Instructions for the task
Copy out each line in the material below that has the word "Executive".

Records provided
== == ==

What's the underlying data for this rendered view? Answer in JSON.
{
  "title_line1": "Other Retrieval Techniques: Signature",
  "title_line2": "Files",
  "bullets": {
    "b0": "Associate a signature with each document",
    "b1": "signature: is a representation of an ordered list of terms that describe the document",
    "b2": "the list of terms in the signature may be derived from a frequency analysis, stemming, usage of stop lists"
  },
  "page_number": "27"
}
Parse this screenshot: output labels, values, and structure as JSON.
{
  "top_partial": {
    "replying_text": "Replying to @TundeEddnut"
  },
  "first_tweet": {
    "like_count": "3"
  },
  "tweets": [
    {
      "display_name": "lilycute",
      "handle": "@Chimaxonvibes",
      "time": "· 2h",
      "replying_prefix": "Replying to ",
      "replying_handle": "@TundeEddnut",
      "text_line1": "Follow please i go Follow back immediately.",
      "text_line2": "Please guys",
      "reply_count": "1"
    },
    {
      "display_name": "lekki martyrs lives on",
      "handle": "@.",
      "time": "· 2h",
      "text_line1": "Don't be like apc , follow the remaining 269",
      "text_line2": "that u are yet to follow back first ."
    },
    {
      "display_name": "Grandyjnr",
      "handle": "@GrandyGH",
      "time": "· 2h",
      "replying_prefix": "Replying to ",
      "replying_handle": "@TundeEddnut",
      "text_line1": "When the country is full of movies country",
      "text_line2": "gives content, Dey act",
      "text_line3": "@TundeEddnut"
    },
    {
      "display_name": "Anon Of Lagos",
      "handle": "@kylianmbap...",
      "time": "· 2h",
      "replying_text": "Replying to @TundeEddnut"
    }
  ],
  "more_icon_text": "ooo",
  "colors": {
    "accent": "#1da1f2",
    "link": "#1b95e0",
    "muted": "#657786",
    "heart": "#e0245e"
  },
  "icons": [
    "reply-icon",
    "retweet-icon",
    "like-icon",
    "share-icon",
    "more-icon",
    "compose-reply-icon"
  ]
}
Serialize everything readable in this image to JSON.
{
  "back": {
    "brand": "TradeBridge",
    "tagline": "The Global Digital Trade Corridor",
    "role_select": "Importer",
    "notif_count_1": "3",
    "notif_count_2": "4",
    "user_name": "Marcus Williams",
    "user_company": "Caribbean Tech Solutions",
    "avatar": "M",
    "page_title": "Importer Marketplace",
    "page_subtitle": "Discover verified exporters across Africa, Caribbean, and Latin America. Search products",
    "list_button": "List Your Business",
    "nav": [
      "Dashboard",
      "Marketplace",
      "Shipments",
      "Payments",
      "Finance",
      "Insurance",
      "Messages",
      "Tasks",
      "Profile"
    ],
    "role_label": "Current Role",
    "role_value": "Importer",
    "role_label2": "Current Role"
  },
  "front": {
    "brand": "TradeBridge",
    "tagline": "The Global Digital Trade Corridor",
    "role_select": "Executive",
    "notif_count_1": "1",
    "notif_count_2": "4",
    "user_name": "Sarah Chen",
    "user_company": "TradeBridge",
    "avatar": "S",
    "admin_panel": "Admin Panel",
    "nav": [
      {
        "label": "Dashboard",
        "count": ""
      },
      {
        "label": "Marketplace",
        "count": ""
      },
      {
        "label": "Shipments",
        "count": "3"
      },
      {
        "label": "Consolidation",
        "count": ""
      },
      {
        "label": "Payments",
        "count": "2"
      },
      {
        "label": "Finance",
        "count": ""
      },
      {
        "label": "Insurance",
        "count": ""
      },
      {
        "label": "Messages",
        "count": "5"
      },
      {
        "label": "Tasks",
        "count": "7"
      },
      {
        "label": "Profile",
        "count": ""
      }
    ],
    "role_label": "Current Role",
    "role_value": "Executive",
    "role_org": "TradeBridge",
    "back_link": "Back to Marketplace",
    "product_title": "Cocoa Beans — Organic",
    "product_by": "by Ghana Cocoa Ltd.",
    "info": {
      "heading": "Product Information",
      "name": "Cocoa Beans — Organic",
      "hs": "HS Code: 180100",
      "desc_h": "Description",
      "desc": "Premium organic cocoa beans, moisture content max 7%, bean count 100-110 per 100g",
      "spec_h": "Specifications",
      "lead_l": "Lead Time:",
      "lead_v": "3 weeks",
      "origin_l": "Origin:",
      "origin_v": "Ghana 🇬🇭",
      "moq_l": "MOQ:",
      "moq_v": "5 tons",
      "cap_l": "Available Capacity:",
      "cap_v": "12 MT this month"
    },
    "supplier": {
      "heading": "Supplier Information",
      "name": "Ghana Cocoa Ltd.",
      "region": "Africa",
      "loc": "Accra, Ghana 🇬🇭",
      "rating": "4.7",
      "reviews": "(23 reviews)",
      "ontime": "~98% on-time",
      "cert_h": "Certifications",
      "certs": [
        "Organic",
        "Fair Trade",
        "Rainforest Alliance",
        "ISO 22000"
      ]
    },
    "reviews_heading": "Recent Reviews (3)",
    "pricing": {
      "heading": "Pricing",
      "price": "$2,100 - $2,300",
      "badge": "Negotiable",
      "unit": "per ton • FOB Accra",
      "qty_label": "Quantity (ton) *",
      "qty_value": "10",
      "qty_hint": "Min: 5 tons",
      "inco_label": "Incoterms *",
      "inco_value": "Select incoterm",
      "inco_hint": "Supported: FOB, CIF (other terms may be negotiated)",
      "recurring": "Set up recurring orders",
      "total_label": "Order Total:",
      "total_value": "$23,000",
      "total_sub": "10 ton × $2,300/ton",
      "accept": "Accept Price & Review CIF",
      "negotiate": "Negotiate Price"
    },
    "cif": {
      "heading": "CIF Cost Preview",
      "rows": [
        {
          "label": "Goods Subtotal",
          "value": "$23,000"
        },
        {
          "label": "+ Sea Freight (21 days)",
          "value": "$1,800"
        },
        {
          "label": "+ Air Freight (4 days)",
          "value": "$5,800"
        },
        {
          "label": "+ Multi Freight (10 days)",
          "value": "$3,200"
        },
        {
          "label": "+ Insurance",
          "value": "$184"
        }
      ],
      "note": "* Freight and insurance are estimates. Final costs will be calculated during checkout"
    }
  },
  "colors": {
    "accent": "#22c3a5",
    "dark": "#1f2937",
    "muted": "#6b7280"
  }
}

== == ==

Task solution
    "role_select": "Executive",
    "role_value": "Executive",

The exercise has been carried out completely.